→ **TASK DETAILS**:
Return exactly the lines of the entries that start at the line containing "Read this page and output its text content." and continue to the last line. Omit the pictures.

→ **Dataset excerpt**:
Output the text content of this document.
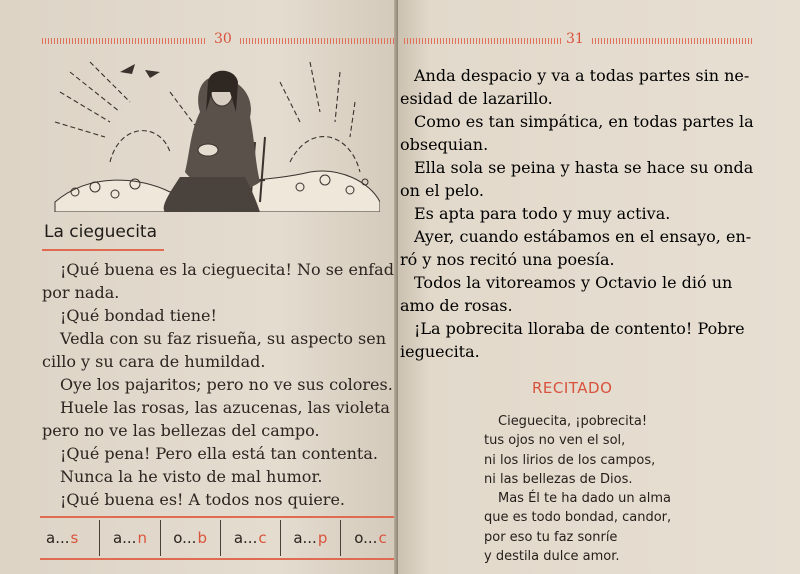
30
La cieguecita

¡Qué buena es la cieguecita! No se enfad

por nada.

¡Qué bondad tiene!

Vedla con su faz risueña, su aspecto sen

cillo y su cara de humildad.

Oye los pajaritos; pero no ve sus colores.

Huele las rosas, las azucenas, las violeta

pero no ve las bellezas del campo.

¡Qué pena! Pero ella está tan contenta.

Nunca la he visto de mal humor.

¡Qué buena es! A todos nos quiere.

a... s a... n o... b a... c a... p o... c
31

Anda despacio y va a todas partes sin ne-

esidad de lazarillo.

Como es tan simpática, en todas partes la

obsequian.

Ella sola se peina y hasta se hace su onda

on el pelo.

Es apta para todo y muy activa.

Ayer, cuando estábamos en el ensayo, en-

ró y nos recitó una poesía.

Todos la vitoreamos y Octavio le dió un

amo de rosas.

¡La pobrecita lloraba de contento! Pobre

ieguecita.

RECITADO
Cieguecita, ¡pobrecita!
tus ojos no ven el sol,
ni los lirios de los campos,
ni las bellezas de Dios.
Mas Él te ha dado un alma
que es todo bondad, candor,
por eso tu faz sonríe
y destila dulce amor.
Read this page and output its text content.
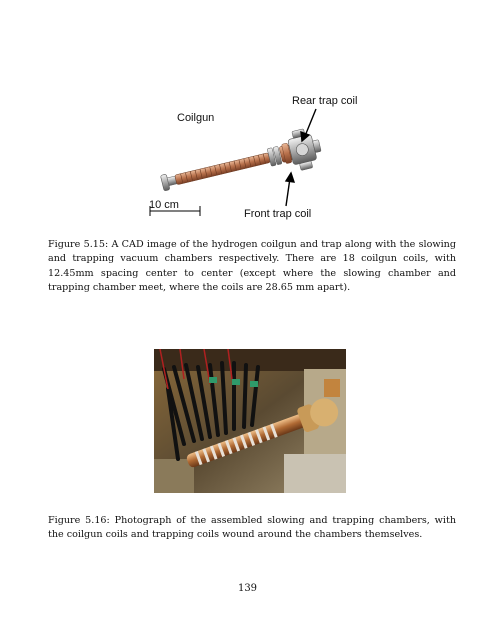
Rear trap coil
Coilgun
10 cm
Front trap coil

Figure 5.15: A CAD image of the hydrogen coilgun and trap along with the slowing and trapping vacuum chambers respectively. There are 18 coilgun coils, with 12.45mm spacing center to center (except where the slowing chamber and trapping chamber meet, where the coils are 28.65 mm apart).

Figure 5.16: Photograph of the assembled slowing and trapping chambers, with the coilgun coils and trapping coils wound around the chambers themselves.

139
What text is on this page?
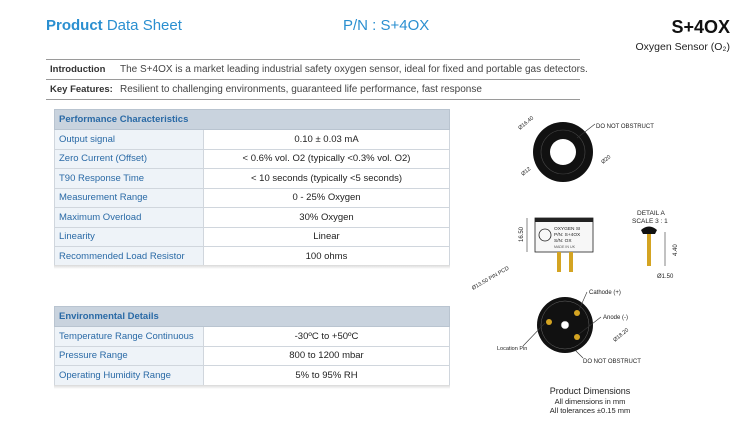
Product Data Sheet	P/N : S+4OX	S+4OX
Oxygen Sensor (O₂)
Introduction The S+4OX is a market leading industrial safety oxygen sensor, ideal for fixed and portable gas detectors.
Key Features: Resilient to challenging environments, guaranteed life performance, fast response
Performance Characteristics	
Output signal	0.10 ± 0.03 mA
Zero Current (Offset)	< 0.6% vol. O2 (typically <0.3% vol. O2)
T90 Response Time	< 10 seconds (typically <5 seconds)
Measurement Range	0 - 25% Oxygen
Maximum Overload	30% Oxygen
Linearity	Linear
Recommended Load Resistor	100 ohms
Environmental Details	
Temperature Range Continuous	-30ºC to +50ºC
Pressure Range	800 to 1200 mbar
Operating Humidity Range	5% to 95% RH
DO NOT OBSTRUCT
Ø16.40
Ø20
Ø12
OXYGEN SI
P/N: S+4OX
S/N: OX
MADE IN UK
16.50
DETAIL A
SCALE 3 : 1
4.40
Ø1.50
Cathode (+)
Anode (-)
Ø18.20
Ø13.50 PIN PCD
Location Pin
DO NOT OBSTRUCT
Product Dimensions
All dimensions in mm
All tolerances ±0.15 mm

→ **TASK RESULT**:
Read this page and output its text content.
Rear trap coil
Coilgun
10 cm
Front trap coil

Figure 5.15: A CAD image of the hydrogen coilgun and trap along with the slowing and trapping vacuum chambers respectively. There are 18 coilgun coils, with 12.45mm spacing center to center (except where the slowing chamber and trapping chamber meet, where the coils are 28.65 mm apart).

Figure 5.16: Photograph of the assembled slowing and trapping chambers, with the coilgun coils and trapping coils wound around the chambers themselves.

139
What text is on this page?
Product Data Sheet	P/N : S+4OX	S+4OX
Oxygen Sensor (O₂)
Introduction The S+4OX is a market leading industrial safety oxygen sensor, ideal for fixed and portable gas detectors.
Key Features: Resilient to challenging environments, guaranteed life performance, fast response
Performance Characteristics	
Output signal	0.10 ± 0.03 mA
Zero Current (Offset)	< 0.6% vol. O2 (typically <0.3% vol. O2)
T90 Response Time	< 10 seconds (typically <5 seconds)
Measurement Range	0 - 25% Oxygen
Maximum Overload	30% Oxygen
Linearity	Linear
Recommended Load Resistor	100 ohms
Environmental Details	
Temperature Range Continuous	-30ºC to +50ºC
Pressure Range	800 to 1200 mbar
Operating Humidity Range	5% to 95% RH
DO NOT OBSTRUCT
Ø16.40
Ø20
Ø12
OXYGEN SI
P/N: S+4OX
S/N: OX
MADE IN UK
16.50
DETAIL A
SCALE 3 : 1
4.40
Ø1.50
Cathode (+)
Anode (-)
Ø18.20
Ø13.50 PIN PCD
Location Pin
DO NOT OBSTRUCT
Product Dimensions
All dimensions in mm
All tolerances ±0.15 mm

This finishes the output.